### Supplied material
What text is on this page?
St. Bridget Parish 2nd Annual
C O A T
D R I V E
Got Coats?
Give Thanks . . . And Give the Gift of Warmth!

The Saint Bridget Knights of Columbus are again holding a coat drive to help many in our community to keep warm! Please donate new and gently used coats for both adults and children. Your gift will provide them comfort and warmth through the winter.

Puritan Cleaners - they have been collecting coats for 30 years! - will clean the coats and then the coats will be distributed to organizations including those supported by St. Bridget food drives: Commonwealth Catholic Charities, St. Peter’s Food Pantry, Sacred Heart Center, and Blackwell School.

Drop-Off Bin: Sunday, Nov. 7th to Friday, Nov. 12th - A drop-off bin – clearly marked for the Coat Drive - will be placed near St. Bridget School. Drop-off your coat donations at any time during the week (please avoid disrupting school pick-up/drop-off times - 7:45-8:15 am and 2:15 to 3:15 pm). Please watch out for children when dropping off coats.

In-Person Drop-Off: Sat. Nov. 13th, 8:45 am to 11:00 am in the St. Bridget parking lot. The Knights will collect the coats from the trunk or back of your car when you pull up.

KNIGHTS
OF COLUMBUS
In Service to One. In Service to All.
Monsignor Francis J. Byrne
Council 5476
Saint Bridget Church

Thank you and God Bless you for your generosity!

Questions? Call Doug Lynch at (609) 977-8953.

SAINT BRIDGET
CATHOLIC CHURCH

### Objective
Scan the material above for the string "Please" and return the lines that hold it.

### Full answer
The Saint Bridget Knights of Columbus are again holding a coat drive to help many in our community to keep warm! Please donate new and gently used coats for both adults and children. Your gift will provide them comfort and warmth through the winter.
Drop-Off Bin: Sunday, Nov. 7th to Friday, Nov. 12th - A drop-off bin – clearly marked for the Coat Drive - will be placed near St. Bridget School. Drop-off your coat donations at any time during the week (please avoid disrupting school pick-up/drop-off times - 7:45-8:15 am and 2:15 to 3:15 pm). Please watch out for children when dropping off coats.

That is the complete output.